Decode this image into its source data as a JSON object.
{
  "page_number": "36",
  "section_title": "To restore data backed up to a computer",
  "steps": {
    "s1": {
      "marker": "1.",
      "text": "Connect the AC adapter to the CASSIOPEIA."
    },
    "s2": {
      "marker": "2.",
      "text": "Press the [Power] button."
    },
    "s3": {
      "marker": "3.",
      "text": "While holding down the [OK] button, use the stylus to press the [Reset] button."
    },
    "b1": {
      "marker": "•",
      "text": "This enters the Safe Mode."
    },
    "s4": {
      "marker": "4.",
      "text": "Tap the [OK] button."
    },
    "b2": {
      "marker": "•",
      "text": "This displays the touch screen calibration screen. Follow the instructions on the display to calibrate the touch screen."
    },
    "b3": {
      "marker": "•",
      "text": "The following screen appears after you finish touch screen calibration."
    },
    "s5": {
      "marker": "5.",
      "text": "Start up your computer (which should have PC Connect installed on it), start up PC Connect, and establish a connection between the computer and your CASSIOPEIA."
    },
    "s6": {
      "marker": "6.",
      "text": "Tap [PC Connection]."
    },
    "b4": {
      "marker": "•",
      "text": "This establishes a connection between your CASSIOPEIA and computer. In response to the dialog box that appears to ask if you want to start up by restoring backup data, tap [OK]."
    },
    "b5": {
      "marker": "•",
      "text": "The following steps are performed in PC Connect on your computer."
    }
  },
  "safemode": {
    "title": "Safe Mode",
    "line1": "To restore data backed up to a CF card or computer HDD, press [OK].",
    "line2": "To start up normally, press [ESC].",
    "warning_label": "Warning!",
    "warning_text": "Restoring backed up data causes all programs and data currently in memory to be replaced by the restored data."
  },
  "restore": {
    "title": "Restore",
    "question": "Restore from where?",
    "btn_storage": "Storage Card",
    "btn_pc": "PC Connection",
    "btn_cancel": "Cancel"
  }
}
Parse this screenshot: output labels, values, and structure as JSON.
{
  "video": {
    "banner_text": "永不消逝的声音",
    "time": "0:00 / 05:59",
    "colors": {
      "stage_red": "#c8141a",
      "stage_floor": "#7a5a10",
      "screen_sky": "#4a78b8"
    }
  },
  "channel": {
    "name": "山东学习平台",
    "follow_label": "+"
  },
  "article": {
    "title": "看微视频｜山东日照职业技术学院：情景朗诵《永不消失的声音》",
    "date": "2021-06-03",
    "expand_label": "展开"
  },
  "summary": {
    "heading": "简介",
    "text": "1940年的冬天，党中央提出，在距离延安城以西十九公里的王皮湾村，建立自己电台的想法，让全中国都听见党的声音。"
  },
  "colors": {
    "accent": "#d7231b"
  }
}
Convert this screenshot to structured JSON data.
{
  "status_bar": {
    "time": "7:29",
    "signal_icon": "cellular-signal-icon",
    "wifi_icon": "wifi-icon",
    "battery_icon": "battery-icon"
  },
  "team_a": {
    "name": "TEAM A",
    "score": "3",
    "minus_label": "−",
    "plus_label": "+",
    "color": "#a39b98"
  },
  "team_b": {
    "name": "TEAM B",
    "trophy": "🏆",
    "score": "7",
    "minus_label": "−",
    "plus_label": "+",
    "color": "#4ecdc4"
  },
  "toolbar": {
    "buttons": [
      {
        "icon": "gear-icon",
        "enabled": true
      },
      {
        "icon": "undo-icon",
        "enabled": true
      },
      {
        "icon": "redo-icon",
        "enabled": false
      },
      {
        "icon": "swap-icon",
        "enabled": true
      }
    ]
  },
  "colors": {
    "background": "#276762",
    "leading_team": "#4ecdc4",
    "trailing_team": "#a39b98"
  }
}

▶ [WORK INSTRUCTIONS]:
Each line must be given again exactly as written above.

▶ [EXERCISE RESULT]:
Decode this image into its source data as a JSON object.
{
  "page_number": "36",
  "section_title": "To restore data backed up to a computer",
  "steps": {
    "s1": {
      "marker": "1.",
      "text": "Connect the AC adapter to the CASSIOPEIA."
    },
    "s2": {
      "marker": "2.",
      "text": "Press the [Power] button."
    },
    "s3": {
      "marker": "3.",
      "text": "While holding down the [OK] button, use the stylus to press the [Reset] button."
    },
    "b1": {
      "marker": "•",
      "text": "This enters the Safe Mode."
    },
    "s4": {
      "marker": "4.",
      "text": "Tap the [OK] button."
    },
    "b2": {
      "marker": "•",
      "text": "This displays the touch screen calibration screen. Follow the instructions on the display to calibrate the touch screen."
    },
    "b3": {
      "marker": "•",
      "text": "The following screen appears after you finish touch screen calibration."
    },
    "s5": {
      "marker": "5.",
      "text": "Start up your computer (which should have PC Connect installed on it), start up PC Connect, and establish a connection between the computer and your CASSIOPEIA."
    },
    "s6": {
      "marker": "6.",
      "text": "Tap [PC Connection]."
    },
    "b4": {
      "marker": "•",
      "text": "This establishes a connection between your CASSIOPEIA and computer. In response to the dialog box that appears to ask if you want to start up by restoring backup data, tap [OK]."
    },
    "b5": {
      "marker": "•",
      "text": "The following steps are performed in PC Connect on your computer."
    }
  },
  "safemode": {
    "title": "Safe Mode",
    "line1": "To restore data backed up to a CF card or computer HDD, press [OK].",
    "line2": "To start up normally, press [ESC].",
    "warning_label": "Warning!",
    "warning_text": "Restoring backed up data causes all programs and data currently in memory to be replaced by the restored data."
  },
  "restore": {
    "title": "Restore",
    "question": "Restore from where?",
    "btn_storage": "Storage Card",
    "btn_pc": "PC Connection",
    "btn_cancel": "Cancel"
  }
}
Parse this screenshot: output labels, values, and structure as JSON.
{
  "video": {
    "banner_text": "永不消逝的声音",
    "time": "0:00 / 05:59",
    "colors": {
      "stage_red": "#c8141a",
      "stage_floor": "#7a5a10",
      "screen_sky": "#4a78b8"
    }
  },
  "channel": {
    "name": "山东学习平台",
    "follow_label": "+"
  },
  "article": {
    "title": "看微视频｜山东日照职业技术学院：情景朗诵《永不消失的声音》",
    "date": "2021-06-03",
    "expand_label": "展开"
  },
  "summary": {
    "heading": "简介",
    "text": "1940年的冬天，党中央提出，在距离延安城以西十九公里的王皮湾村，建立自己电台的想法，让全中国都听见党的声音。"
  },
  "colors": {
    "accent": "#d7231b"
  }
}
Convert this screenshot to structured JSON data.
{
  "status_bar": {
    "time": "7:29",
    "signal_icon": "cellular-signal-icon",
    "wifi_icon": "wifi-icon",
    "battery_icon": "battery-icon"
  },
  "team_a": {
    "name": "TEAM A",
    "score": "3",
    "minus_label": "−",
    "plus_label": "+",
    "color": "#a39b98"
  },
  "team_b": {
    "name": "TEAM B",
    "trophy": "🏆",
    "score": "7",
    "minus_label": "−",
    "plus_label": "+",
    "color": "#4ecdc4"
  },
  "toolbar": {
    "buttons": [
      {
        "icon": "gear-icon",
        "enabled": true
      },
      {
        "icon": "undo-icon",
        "enabled": true
      },
      {
        "icon": "redo-icon",
        "enabled": false
      },
      {
        "icon": "swap-icon",
        "enabled": true
      }
    ]
  },
  "colors": {
    "background": "#276762",
    "leading_team": "#4ecdc4",
    "trailing_team": "#a39b98"
  }
}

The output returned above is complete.